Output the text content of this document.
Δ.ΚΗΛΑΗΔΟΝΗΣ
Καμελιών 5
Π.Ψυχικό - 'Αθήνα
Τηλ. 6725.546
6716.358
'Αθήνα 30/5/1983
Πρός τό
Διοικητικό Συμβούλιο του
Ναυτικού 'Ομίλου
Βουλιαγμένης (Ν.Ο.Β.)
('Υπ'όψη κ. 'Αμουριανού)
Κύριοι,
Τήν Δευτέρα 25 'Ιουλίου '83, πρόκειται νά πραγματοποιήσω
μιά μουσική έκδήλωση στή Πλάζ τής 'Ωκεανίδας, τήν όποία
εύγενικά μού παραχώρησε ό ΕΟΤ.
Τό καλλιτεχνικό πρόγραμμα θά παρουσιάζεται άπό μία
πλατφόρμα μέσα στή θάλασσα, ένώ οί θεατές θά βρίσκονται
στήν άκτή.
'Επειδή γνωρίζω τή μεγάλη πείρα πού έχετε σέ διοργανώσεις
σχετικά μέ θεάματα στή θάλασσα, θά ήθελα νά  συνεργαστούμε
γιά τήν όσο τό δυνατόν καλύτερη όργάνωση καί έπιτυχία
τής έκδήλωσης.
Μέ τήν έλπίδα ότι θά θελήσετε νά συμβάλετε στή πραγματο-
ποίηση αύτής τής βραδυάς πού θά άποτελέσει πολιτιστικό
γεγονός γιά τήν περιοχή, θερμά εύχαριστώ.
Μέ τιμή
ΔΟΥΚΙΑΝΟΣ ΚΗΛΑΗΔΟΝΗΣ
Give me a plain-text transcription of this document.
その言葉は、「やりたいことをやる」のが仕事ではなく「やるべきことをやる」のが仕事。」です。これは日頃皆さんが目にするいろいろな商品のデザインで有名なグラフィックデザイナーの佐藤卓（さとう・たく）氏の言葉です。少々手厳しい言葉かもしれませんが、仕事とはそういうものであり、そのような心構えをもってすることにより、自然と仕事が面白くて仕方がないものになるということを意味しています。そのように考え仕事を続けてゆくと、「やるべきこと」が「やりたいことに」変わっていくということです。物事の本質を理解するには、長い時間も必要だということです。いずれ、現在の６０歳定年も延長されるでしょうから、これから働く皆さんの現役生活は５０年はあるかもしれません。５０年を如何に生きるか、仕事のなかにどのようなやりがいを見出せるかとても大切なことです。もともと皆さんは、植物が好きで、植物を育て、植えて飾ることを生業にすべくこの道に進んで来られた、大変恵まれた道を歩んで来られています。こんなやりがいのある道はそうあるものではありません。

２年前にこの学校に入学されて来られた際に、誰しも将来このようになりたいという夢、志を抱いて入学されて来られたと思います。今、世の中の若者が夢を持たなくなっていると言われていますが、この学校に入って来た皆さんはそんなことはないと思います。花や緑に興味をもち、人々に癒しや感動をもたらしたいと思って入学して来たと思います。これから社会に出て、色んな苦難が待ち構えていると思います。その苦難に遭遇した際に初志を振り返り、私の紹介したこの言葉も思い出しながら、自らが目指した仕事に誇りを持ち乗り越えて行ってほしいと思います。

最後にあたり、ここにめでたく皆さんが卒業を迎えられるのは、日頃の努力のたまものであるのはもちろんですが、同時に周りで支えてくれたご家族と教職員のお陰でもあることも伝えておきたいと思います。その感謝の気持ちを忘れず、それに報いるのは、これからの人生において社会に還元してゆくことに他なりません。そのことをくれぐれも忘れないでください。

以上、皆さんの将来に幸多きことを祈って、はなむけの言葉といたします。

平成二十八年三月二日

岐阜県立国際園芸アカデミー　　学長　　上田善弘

● **Exercise**: Find the word "text" in the records and pull out each line that has it.

● **Solution**:
Output the text content of this document.
Give me a plain-text transcription of this document.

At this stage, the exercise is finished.